- SHORT PROBLEM -
Gather all lines with the word "settings" in them.

[Start DATA SHOWN]

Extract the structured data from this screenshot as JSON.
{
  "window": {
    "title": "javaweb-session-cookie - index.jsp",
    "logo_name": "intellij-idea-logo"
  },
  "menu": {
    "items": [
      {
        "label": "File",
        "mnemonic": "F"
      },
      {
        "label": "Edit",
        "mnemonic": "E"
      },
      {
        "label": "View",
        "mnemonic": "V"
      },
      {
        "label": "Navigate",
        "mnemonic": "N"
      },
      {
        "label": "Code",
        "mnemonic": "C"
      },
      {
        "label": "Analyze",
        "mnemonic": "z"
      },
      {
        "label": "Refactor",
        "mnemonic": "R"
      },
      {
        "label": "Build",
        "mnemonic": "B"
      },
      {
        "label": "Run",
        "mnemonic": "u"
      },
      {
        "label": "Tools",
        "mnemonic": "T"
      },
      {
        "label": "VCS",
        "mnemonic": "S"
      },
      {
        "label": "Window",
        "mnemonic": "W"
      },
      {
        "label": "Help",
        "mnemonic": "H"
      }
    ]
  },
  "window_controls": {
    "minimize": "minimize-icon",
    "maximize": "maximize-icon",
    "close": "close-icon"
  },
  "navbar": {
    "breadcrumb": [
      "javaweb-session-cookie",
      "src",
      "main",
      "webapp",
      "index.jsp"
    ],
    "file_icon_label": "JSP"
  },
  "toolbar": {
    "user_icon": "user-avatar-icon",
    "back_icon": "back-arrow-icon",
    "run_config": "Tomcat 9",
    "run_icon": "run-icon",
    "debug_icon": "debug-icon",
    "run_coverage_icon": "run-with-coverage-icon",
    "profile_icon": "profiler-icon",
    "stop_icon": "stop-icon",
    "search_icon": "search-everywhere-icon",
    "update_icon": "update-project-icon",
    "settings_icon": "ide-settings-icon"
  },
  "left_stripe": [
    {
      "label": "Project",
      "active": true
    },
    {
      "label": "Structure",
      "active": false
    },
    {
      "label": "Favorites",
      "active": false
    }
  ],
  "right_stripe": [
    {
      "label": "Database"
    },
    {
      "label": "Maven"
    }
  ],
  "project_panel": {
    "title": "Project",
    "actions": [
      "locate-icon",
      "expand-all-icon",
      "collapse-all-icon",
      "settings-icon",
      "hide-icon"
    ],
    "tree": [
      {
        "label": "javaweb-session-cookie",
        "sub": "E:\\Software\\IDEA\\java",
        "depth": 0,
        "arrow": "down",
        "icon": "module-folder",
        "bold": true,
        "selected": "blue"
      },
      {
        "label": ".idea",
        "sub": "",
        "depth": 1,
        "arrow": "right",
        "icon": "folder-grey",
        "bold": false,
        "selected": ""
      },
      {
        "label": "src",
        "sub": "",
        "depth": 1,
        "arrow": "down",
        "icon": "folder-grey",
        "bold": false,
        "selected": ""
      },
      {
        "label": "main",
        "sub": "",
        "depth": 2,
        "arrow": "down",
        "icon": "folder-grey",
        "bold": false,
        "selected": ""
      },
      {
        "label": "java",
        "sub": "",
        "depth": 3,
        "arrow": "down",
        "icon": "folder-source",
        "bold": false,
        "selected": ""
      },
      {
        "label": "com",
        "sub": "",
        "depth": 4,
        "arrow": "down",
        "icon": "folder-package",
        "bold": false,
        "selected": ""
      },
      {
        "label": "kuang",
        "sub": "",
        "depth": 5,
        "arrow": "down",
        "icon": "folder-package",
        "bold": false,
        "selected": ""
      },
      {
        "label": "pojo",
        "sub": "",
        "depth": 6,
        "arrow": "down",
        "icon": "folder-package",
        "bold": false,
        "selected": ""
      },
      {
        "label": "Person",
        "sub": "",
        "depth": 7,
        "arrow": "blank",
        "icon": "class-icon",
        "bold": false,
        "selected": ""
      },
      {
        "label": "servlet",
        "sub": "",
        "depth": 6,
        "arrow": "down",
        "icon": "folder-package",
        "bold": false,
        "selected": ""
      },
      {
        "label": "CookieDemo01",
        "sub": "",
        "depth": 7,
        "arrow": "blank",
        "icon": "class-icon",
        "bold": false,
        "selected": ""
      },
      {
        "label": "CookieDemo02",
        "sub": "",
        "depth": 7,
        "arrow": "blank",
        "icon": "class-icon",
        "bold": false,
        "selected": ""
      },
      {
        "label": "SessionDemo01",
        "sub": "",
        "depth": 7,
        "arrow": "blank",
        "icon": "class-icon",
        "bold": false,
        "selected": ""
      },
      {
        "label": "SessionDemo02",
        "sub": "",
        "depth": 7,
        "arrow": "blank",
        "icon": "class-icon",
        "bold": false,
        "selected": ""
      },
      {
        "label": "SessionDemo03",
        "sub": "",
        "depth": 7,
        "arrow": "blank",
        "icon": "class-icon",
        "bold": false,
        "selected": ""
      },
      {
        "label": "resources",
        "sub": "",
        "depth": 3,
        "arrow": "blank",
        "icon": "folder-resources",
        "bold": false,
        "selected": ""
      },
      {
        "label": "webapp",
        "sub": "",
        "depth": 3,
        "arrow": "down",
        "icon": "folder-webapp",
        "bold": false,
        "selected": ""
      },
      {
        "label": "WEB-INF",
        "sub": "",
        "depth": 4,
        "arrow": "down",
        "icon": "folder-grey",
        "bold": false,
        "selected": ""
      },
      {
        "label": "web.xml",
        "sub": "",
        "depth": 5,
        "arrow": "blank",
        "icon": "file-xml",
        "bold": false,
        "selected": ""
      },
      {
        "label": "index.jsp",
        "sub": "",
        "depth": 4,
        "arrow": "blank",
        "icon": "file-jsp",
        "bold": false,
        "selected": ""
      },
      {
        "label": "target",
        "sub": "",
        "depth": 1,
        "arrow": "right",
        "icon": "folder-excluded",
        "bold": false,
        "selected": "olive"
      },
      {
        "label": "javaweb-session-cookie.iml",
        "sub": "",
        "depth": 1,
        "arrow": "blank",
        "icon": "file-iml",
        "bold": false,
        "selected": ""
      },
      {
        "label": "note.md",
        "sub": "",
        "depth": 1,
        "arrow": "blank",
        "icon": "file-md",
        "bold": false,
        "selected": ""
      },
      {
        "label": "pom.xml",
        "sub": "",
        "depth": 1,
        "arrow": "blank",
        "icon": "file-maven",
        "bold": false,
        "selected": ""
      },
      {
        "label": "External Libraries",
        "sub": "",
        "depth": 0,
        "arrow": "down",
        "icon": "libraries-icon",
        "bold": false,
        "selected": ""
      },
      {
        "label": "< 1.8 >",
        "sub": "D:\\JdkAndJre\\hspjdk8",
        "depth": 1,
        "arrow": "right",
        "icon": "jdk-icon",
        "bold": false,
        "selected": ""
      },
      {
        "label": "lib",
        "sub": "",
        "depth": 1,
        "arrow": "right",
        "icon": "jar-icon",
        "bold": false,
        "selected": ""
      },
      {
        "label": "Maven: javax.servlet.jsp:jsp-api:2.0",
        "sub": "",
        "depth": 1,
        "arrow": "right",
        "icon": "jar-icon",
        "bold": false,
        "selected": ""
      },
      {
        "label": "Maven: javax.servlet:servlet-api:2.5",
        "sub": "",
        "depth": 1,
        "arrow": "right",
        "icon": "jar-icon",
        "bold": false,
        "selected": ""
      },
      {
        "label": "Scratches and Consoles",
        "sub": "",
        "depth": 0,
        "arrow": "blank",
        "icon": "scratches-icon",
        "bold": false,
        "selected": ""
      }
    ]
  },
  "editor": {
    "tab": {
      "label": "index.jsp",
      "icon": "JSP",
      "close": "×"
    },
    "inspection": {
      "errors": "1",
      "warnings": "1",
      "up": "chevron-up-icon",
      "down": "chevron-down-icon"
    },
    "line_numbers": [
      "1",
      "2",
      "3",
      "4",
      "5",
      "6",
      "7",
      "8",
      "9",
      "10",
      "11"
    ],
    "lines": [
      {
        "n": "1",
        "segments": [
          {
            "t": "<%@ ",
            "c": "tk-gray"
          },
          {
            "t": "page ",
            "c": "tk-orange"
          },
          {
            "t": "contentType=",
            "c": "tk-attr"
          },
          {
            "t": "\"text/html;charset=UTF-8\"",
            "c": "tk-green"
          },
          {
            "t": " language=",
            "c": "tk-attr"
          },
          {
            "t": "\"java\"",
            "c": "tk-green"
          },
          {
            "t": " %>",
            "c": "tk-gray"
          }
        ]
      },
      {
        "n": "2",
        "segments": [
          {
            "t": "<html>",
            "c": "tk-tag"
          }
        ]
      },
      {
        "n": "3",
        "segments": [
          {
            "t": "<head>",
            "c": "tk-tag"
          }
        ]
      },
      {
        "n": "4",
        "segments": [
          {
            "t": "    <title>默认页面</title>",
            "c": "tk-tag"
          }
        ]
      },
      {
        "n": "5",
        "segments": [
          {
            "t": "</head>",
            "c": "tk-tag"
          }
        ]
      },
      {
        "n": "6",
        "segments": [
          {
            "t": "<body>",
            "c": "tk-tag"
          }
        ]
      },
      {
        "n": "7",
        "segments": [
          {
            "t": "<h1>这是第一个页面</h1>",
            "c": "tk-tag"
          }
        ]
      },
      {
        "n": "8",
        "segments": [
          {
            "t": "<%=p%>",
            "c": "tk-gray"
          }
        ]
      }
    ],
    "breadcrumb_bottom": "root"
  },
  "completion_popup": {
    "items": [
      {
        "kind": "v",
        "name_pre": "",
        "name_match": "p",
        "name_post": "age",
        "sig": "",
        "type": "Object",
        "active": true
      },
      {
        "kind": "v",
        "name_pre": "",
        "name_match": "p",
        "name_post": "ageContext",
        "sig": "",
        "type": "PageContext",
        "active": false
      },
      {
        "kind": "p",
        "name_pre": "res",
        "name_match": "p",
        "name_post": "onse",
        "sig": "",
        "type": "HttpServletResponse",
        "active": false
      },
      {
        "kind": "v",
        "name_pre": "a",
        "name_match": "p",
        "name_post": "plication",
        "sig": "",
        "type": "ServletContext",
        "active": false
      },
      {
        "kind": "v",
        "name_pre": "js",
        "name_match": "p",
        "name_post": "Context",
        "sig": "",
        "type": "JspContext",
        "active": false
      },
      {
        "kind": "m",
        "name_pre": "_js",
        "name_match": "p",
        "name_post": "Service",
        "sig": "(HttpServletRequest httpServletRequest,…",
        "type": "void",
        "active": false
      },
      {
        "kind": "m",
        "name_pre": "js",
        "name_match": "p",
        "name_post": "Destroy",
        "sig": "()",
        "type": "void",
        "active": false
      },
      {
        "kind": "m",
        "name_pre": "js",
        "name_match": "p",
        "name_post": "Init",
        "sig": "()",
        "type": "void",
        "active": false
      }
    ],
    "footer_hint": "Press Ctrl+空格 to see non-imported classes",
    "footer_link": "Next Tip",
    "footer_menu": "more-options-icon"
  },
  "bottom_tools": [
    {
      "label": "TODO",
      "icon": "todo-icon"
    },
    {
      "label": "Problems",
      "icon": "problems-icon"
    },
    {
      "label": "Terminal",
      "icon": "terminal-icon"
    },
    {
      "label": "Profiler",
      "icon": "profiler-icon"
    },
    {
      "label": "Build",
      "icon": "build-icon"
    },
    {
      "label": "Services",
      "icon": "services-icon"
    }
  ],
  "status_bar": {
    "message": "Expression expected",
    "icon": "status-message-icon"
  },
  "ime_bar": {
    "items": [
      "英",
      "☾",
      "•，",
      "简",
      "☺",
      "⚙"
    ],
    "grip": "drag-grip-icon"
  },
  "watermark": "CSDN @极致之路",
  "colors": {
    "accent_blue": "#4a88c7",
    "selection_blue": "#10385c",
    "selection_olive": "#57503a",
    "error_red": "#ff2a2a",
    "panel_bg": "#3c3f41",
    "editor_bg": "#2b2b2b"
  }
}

[End DATA SHOWN]

- SOLVED EXERCISE -
    "settings_icon": "ide-settings-icon"
      "settings-icon",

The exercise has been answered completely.